_Goal of the exercise_:
In the entries below, find every line with "under" and copy it.

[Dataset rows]
========
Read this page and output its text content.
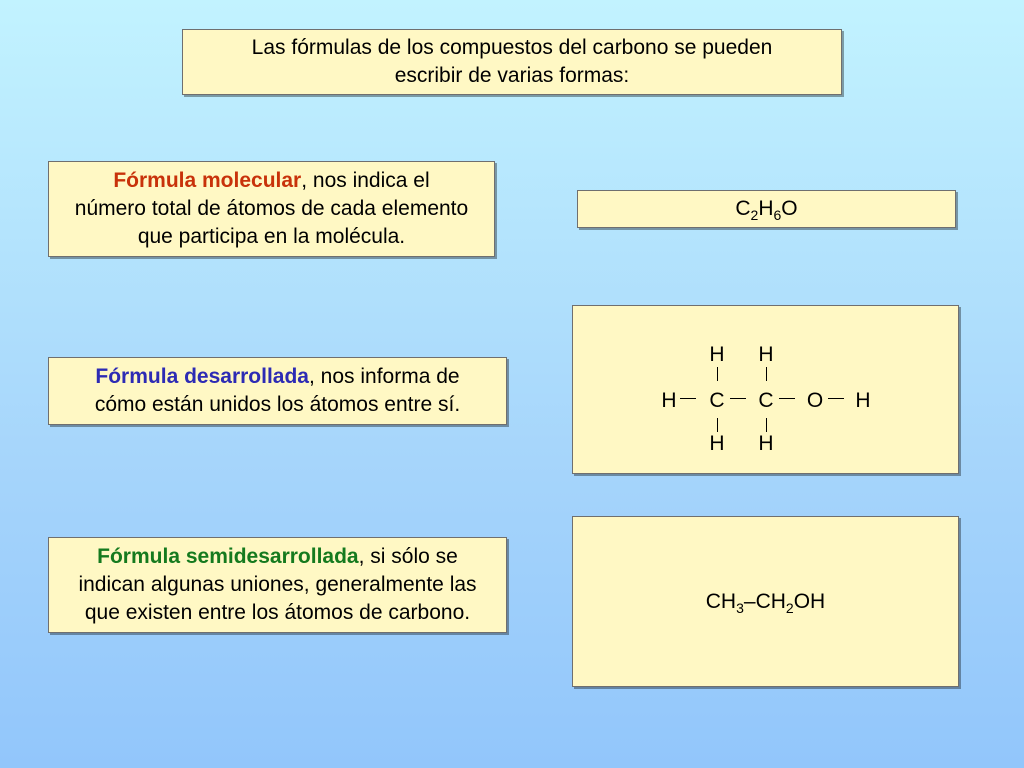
Las fórmulas de los compuestos del carbono se pueden
escribir de varias formas:
Fórmula molecular, nos indica el
número total de átomos de cada elemento
que participa en la molécula.
$C_2H_6O$
Fórmula desarrollada, nos informa de
cómo están unidos los átomos entre sí.
H H
H C C O H
H H
Fórmula semidesarrollada, si sólo se
indican algunas uniones, generalmente las
que existen entre los átomos de carbono.	$CH_3-CH_2OH$
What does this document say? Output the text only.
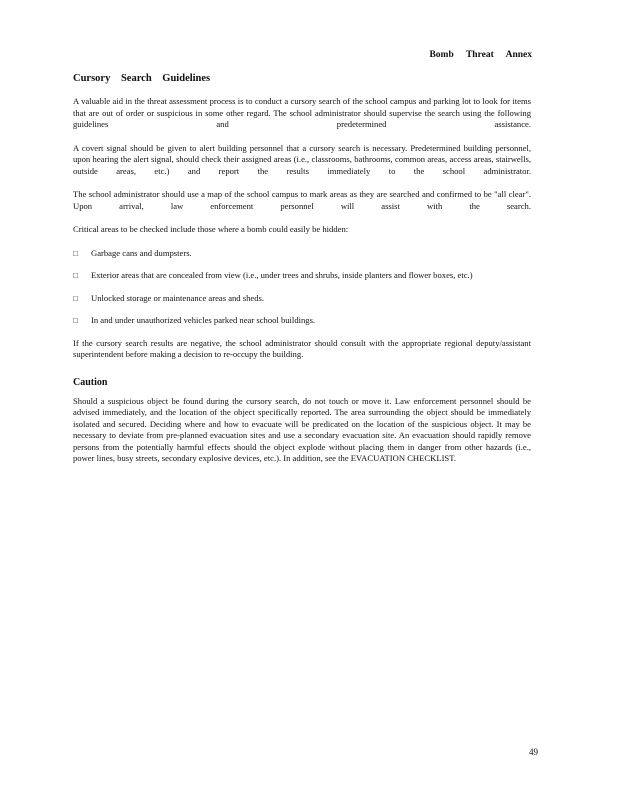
Bomb Threat Annex
Cursory Search Guidelines

A valuable aid in the threat assessment process is to conduct a cursory search of the school campus and parking lot to look for items that are out of order or suspicious in some other regard. The school administrator should supervise the search using the following guidelines and predetermined assistance.

A covert signal should be given to alert building personnel that a cursory search is necessary. Predetermined building personnel, upon hearing the alert signal, should check their assigned areas (i.e., classrooms, bathrooms, common areas, access areas, stairwells, outside areas, etc.) and report the results immediately to the school administrator.

The school administrator should use a map of the school campus to mark areas as they are searched and confirmed to be "all clear". Upon arrival, law enforcement personnel will assist with the search.

Critical areas to be checked include those where a bomb could easily be hidden:

□ Garbage cans and dumpsters.
□ Exterior areas that are concealed from view (i.e., under trees and shrubs, inside planters and flower boxes, etc.)
□ Unlocked storage or maintenance areas and sheds.
□ In and under unauthorized vehicles parked near school buildings.

If the cursory search results are negative, the school administrator should consult with the appropriate regional deputy/assistant superintendent before making a decision to re-occupy the building.

Caution

Should a suspicious object be found during the cursory search, do not touch or move it. Law enforcement personnel should be advised immediately, and the location of the object specifically reported. The area surrounding the object should be immediately isolated and secured. Deciding where and how to evacuate will be predicated on the location of the suspicious object. It may be necessary to deviate from pre-planned evacuation sites and use a secondary evacuation site. An evacuation should rapidly remove persons from the potentially harmful effects should the object explode without placing them in danger from other hazards (i.e., power lines, busy streets, secondary explosive devices, etc.). In addition, see the EVACUATION CHECKLIST.

49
========
_Correct response_:
□ Exterior areas that are concealed from view (i.e., under trees and shrubs, inside planters and flower boxes, etc.)
□ In and under unauthorized vehicles parked near school buildings.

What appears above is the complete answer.